What the task requires: From the records below, pull each line that has "требований".
* * * *
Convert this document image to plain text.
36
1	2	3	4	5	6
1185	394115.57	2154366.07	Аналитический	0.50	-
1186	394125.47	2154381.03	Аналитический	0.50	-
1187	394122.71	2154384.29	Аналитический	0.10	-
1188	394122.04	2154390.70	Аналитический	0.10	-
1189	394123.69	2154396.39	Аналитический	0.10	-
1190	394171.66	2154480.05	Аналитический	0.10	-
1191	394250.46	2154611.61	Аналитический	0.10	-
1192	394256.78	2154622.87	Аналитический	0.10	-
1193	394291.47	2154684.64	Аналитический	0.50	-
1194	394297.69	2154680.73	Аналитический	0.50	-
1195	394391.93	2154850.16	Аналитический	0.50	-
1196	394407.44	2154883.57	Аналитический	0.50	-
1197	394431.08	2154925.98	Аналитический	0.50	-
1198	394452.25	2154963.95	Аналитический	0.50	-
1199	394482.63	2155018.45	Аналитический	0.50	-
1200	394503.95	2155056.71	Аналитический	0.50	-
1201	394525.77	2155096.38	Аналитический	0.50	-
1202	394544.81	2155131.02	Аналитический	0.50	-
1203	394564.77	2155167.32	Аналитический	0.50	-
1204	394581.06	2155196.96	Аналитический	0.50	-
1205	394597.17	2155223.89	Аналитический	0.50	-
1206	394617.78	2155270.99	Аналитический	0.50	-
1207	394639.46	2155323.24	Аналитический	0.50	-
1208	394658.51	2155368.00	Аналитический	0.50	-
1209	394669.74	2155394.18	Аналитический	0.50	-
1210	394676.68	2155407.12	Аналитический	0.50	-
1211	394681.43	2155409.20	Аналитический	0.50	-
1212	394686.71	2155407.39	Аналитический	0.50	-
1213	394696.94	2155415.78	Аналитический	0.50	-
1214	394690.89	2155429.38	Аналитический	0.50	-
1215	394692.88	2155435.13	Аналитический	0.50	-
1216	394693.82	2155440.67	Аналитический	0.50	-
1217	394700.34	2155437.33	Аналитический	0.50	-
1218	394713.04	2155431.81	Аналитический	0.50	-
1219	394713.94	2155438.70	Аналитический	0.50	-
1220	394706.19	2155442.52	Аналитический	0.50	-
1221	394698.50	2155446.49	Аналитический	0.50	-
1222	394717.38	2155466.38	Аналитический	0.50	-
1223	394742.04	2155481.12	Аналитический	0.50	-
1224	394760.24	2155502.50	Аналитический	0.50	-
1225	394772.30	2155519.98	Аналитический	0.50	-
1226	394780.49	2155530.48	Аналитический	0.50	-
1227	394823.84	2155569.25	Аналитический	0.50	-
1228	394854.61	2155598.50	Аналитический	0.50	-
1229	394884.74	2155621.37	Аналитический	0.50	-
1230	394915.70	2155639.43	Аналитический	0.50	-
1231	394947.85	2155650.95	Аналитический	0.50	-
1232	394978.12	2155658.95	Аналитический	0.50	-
* * * *
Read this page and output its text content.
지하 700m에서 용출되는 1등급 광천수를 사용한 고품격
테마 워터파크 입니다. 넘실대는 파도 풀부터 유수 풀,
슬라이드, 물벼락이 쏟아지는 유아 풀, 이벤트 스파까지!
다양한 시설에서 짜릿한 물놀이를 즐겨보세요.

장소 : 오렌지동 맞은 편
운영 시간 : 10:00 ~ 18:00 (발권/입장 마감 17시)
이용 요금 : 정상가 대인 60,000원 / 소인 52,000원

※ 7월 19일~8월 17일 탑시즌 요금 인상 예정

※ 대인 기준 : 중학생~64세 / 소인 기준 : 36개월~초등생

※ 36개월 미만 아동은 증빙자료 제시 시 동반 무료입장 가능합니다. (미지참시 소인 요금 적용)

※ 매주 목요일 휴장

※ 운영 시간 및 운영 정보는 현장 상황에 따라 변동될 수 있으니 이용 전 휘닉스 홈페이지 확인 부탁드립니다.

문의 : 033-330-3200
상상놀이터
* * * *
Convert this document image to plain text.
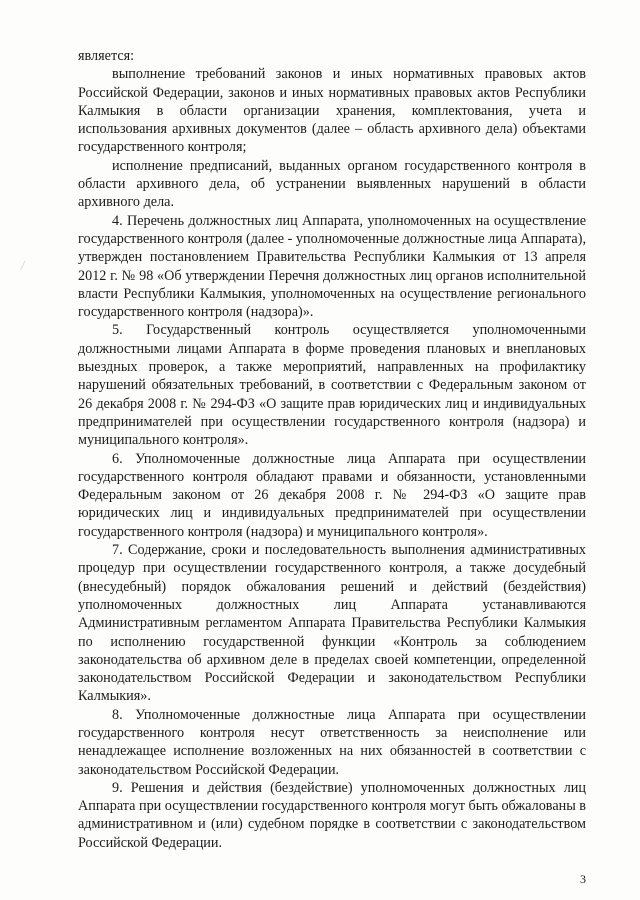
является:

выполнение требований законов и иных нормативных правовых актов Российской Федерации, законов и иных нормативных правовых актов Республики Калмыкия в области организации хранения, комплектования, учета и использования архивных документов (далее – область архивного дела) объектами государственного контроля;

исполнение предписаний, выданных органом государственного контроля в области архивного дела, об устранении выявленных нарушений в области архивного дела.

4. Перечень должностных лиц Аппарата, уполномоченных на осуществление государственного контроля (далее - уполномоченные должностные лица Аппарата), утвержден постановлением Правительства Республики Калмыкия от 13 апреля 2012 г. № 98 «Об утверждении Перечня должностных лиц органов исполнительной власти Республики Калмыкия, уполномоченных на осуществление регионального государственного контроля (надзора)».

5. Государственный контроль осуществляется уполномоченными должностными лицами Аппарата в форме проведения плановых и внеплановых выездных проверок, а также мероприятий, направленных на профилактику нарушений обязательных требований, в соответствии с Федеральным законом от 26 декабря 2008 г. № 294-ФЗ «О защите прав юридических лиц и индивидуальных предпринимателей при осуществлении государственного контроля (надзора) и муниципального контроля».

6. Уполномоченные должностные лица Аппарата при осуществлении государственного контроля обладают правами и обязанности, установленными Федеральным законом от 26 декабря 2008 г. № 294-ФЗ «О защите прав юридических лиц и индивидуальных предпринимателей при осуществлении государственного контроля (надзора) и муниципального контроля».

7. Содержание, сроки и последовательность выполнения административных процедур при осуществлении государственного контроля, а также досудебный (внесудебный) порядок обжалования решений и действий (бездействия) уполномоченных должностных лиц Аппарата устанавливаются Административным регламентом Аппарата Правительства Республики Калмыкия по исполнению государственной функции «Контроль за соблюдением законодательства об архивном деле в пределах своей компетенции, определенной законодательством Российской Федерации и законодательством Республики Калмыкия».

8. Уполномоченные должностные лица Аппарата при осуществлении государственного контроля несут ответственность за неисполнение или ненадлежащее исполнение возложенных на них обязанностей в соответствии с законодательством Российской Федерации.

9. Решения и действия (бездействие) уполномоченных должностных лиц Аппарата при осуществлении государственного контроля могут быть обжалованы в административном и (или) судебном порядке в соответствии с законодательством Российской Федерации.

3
* * * *
Problem solution:
выполнение требований законов и иных нормативных правовых актов Российской Федерации, законов и иных нормативных правовых актов Республики Калмыкия в области организации хранения, комплектования, учета и использования архивных документов (далее – область архивного дела) объектами государственного контроля;
5. Государственный контроль осуществляется уполномоченными должностными лицами Аппарата в форме проведения плановых и внеплановых выездных проверок, а также мероприятий, направленных на профилактику нарушений обязательных требований, в соответствии с Федеральным законом от 26 декабря 2008 г. № 294-ФЗ «О защите прав юридических лиц и индивидуальных предпринимателей при осуществлении государственного контроля (надзора) и муниципального контроля».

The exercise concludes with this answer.